[Lines of data]
——————————

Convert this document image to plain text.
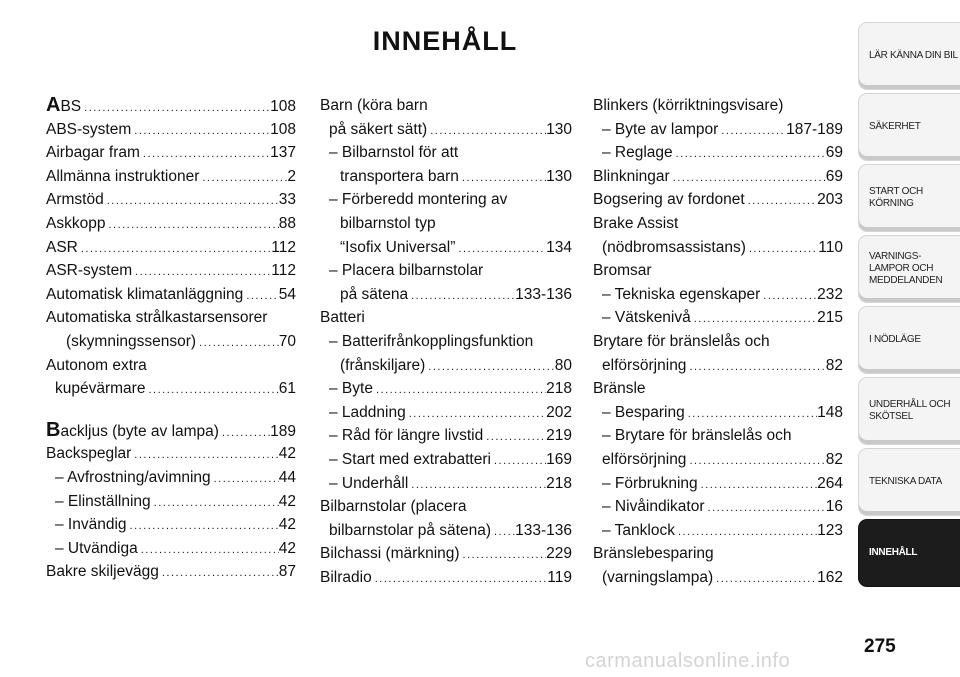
INNEHÅLL
ABS .....	108
ABS-system .....	108
Airbagar fram .....	137
Allmänna instruktioner .....	2
Armstöd .....	33
Askkopp .....	88
ASR .....	112
ASR-system .....	112
Automatisk klimatanläggning ..... 54
Automatiska strålkastarsensorer
(skymningssensor) .....	70
Autonom extra
kupévärmare .....	61
Backljus (byte av lampa) .....	189
Backspeglar .....	42
– Avfrostning/avimning .....	44
– Elinställning .....	42
– Invändig .....	42
– Utvändiga .....	42
Bakre skiljevägg .....	87
Barn (köra barn
på säkert sätt) .....	130
– Bilbarnstol för att
transportera barn .....	130
– Förberedd montering av
bilbarnstol typ
“Isofix Universal” .....	134
– Placera bilbarnstolar
på sätena .....	133-136
Batteri
– Batterifrånkopplingsfunktion
(frånskiljare) .....	80
– Byte .....	218
– Laddning .....	202
– Råd för längre livstid .....	219
– Start med extrabatteri .....	169
– Underhåll .....	218
Bilbarnstolar (placera
bilbarnstolar på sätena) ..... 133-136
Bilchassi (märkning) .....	229
Bilradio .....	119
Blinkers (körriktningsvisare)
– Byte av lampor .....	187-189
– Reglage .....	69
Blinkningar .....	69
Bogsering av fordonet .....	203
Brake Assist
(nödbromsassistans) .....	110
Bromsar
– Tekniska egenskaper .....	232
– Vätskenivå .....	215
Brytare för bränslelås och
elförsörjning .....	82
Bränsle
– Besparing .....	148
– Brytare för bränslelås och
elförsörjning .....	82
– Förbrukning .....	264
– Nivåindikator .....	16
– Tanklock .....	123
Bränslebesparing
(varningslampa) .....	162
LÄR KÄNNA DIN BIL
SÄKERHET
START OCH KÖRNING
VARNINGS- LAMPOR OCH MEDDELANDEN
I NÖDLÄGE
UNDERHÅLL OCH SKÖTSEL
TEKNISKA DATA
INNEHÅLL
275
carmanualsonline.info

——————————

■ Instructions to follow ■
The string "sätena" may appear in lines of the listing above; tally those lines and give the number only.

■ Finished answer ■
2